* Problem to solve *
Select every line containing the word "实验结论" from the material, and copy those lines.
— begin Dataset —
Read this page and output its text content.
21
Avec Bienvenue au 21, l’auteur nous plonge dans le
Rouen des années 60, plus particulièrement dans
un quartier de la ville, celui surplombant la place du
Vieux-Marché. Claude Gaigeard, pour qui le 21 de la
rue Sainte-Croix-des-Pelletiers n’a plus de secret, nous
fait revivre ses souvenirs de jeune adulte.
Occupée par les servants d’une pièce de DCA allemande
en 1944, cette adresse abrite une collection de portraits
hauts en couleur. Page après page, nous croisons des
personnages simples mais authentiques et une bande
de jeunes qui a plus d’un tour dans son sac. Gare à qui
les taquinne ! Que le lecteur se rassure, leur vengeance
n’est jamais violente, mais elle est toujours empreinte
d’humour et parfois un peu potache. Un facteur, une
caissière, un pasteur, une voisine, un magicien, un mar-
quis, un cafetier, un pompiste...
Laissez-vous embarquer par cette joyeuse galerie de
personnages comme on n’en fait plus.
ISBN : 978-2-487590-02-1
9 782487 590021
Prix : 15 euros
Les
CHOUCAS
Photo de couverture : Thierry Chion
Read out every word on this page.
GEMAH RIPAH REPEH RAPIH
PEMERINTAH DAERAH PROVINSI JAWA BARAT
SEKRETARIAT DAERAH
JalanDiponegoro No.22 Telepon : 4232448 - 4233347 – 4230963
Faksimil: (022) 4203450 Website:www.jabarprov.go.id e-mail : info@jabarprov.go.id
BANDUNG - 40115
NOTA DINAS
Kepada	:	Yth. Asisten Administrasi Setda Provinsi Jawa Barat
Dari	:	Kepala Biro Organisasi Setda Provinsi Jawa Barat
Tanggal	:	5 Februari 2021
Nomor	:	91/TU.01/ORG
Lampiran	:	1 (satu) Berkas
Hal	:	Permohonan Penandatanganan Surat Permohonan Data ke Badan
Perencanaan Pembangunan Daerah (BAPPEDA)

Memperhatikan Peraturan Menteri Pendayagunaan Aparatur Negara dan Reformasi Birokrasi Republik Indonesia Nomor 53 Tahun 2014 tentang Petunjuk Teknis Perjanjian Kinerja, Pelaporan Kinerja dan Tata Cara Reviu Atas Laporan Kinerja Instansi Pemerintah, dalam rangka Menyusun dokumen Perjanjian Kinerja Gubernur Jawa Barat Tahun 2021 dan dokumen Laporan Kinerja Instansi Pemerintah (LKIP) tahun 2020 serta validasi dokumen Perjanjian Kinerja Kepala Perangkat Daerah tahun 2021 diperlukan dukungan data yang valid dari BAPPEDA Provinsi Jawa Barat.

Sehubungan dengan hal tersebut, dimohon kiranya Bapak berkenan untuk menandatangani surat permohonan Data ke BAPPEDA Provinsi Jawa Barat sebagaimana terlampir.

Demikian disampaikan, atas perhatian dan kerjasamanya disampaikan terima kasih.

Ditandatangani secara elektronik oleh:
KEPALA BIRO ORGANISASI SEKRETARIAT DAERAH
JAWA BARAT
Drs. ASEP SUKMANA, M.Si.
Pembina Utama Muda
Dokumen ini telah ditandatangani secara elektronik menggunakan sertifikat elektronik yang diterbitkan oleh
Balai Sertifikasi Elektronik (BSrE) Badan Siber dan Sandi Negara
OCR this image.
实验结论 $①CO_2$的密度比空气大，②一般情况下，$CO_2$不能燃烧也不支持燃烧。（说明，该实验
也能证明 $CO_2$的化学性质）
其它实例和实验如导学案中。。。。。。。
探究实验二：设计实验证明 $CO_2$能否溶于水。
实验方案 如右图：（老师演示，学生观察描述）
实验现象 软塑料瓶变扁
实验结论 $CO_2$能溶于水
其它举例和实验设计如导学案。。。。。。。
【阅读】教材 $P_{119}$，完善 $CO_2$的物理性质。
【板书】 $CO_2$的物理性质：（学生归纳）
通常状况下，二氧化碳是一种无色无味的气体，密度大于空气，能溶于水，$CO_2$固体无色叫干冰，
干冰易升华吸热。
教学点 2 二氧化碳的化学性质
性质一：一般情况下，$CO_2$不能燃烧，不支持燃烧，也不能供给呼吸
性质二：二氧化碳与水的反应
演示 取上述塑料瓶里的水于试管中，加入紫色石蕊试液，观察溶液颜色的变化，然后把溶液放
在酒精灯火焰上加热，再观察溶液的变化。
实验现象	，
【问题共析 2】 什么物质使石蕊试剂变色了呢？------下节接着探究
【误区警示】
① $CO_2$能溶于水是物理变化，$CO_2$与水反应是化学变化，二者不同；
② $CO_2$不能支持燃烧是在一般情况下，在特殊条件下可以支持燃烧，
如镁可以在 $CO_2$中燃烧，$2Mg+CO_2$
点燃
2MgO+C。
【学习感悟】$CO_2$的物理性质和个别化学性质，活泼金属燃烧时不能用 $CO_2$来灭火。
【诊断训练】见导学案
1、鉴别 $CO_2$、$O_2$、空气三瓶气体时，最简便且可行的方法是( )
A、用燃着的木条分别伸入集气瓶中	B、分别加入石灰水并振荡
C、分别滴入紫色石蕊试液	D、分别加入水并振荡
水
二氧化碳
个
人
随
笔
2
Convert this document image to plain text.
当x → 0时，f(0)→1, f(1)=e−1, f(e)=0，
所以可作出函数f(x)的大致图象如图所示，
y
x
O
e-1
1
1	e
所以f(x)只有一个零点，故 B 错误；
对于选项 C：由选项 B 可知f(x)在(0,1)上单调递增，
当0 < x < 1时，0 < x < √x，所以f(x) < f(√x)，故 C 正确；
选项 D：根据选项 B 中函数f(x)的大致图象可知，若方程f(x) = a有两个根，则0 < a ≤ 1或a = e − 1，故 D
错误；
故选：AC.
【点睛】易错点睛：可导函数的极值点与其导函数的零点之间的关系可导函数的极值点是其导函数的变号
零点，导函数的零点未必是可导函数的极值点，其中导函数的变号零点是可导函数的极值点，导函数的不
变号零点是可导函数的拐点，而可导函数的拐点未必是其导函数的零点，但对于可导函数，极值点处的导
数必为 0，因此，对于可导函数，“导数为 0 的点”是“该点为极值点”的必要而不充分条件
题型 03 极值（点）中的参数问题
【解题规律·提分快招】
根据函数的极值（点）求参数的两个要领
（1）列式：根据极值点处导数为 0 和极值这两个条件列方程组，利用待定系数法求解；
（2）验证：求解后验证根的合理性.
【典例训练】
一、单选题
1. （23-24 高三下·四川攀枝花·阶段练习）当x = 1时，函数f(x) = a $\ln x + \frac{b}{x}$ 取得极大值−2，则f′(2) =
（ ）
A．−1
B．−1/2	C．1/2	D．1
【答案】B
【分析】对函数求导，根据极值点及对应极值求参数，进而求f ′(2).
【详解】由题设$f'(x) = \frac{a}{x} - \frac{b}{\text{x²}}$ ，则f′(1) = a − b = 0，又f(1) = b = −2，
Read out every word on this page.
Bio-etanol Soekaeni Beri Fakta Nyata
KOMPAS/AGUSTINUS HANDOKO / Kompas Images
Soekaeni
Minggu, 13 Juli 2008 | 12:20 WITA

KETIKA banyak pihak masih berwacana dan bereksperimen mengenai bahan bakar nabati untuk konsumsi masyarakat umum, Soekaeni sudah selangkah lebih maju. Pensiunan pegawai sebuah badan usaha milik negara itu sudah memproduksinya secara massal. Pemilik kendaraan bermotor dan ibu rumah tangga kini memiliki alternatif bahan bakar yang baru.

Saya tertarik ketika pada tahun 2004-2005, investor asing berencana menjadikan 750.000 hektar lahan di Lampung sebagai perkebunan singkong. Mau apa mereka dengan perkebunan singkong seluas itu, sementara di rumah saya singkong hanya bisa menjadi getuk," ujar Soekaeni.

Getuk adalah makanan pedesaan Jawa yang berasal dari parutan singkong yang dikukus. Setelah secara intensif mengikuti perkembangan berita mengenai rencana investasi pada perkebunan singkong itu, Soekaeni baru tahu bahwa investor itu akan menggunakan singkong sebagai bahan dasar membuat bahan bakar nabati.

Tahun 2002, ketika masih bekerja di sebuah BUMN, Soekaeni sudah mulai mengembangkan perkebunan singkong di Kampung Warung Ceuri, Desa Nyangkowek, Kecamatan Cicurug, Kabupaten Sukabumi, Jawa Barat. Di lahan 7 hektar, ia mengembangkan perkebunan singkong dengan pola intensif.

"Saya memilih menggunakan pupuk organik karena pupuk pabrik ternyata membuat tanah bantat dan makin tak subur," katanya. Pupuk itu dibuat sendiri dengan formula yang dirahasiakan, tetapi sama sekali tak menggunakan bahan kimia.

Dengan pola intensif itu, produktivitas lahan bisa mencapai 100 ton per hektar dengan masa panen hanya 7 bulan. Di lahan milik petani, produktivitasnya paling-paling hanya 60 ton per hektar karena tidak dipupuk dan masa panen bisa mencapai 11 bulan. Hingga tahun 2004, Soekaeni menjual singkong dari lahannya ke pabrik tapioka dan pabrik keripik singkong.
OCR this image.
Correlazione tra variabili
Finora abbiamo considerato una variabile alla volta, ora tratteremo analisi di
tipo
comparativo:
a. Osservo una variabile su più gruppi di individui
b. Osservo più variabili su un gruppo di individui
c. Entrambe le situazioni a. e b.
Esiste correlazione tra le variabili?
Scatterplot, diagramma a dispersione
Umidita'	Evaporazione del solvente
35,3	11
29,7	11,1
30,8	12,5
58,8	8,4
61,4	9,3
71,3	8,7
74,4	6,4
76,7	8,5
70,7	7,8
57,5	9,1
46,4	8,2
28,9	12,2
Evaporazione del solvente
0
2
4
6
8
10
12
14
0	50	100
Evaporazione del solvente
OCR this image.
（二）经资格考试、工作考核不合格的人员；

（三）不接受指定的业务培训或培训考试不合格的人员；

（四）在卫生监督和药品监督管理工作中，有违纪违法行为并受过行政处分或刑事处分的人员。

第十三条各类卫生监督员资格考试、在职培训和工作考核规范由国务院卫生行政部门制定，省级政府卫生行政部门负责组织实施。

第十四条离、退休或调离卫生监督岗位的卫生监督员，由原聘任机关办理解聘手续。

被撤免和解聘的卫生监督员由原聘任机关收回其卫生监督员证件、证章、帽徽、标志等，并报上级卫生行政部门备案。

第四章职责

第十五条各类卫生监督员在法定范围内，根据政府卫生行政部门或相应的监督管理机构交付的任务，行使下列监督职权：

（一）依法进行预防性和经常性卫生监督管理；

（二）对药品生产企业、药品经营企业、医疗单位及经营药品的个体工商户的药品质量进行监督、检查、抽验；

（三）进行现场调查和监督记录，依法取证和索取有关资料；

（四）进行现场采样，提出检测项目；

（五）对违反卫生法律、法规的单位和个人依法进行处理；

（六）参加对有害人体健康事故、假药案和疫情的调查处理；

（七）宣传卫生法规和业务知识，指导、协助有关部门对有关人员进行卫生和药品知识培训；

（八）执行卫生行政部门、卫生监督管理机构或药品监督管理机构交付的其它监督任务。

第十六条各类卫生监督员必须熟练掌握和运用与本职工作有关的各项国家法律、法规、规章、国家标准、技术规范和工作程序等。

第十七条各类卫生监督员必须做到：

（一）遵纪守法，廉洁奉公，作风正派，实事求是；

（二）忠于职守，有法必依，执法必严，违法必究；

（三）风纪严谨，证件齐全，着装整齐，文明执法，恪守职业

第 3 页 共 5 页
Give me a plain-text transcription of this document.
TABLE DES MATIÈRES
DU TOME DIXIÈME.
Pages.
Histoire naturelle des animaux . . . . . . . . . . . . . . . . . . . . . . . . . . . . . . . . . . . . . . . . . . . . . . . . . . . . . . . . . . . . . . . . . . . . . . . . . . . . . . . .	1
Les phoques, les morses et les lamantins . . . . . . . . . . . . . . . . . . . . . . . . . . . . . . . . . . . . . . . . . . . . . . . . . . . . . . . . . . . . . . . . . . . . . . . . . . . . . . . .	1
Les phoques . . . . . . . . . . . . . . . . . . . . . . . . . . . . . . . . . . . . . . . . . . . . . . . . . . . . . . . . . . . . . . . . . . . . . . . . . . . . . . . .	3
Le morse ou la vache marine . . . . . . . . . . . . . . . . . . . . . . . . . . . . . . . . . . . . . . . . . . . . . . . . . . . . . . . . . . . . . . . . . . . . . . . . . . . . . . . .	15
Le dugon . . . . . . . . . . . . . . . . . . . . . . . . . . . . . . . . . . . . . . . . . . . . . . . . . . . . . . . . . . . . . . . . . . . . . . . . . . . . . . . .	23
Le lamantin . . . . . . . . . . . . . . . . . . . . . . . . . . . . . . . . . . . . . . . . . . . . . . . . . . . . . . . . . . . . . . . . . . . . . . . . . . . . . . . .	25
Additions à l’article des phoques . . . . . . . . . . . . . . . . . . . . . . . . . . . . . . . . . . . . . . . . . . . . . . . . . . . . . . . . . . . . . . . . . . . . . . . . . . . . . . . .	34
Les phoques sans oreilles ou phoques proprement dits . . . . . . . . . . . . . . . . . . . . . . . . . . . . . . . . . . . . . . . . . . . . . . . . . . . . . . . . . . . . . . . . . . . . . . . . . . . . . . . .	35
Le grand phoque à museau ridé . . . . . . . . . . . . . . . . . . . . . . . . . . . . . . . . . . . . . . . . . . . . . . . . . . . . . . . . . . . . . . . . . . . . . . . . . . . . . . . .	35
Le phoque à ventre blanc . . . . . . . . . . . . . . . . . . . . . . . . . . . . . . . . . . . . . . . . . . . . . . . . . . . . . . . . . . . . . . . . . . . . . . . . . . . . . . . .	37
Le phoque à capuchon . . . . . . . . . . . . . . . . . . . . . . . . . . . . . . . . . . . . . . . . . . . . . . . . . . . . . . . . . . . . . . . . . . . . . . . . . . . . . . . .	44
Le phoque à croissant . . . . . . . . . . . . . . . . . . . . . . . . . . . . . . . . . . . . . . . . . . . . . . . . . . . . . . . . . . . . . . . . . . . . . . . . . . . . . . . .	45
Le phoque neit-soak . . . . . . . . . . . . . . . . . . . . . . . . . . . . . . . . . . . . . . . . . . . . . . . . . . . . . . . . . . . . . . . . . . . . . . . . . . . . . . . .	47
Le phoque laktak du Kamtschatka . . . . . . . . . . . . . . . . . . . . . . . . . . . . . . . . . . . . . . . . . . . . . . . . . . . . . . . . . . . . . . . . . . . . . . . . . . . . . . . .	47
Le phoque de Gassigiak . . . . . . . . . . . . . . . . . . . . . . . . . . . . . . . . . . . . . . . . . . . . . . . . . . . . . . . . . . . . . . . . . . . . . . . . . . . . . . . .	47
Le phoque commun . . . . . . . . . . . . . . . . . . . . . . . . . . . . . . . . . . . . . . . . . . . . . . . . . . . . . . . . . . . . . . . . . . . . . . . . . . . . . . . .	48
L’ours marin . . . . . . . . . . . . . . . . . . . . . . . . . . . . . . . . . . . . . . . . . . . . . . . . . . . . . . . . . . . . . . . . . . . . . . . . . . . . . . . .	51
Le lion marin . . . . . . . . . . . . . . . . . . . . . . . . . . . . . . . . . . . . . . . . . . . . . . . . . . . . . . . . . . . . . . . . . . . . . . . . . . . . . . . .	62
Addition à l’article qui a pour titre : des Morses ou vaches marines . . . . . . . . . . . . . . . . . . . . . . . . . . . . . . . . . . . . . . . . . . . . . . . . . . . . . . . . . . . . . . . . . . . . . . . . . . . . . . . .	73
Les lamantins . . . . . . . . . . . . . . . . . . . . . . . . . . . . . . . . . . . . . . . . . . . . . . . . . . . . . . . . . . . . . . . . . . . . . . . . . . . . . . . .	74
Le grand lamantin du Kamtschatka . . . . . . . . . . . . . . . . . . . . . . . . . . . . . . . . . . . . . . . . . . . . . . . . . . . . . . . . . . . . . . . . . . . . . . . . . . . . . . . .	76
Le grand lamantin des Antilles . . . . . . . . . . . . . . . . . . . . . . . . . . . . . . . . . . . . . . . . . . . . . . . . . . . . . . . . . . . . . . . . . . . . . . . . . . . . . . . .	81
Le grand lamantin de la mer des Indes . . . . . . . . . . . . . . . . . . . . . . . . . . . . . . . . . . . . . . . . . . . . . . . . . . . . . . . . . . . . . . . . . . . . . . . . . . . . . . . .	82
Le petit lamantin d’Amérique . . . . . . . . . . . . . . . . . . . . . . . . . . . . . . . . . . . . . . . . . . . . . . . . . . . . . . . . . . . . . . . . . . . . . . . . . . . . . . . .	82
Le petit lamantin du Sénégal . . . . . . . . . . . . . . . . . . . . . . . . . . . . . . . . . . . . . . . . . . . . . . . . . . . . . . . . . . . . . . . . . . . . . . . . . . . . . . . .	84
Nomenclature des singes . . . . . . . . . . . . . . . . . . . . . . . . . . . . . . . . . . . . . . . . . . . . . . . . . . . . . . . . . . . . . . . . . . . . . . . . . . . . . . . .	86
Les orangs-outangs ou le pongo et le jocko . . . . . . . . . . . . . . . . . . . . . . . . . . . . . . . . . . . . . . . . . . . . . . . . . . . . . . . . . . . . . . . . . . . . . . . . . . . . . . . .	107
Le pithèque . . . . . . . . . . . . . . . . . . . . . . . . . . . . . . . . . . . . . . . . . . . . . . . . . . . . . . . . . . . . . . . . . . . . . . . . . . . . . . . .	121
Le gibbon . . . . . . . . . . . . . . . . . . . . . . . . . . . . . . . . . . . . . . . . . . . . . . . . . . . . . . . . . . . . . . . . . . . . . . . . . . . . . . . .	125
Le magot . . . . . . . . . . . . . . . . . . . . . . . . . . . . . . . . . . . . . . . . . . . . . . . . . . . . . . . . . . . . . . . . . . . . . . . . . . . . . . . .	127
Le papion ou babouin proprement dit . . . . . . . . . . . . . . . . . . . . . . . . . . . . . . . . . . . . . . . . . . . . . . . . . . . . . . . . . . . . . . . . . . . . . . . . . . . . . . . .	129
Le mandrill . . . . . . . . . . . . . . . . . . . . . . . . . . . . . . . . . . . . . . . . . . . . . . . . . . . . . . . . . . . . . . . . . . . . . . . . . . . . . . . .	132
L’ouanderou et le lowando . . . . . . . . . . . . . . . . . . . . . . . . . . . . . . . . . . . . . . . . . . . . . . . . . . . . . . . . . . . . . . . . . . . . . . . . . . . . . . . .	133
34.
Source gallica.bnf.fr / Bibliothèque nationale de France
— end Dataset —
* Written response *
实验结论 $①CO_2$的密度比空气大，②一般情况下，$CO_2$不能燃烧也不支持燃烧。（说明，该实验
实验结论 $CO_2$能溶于水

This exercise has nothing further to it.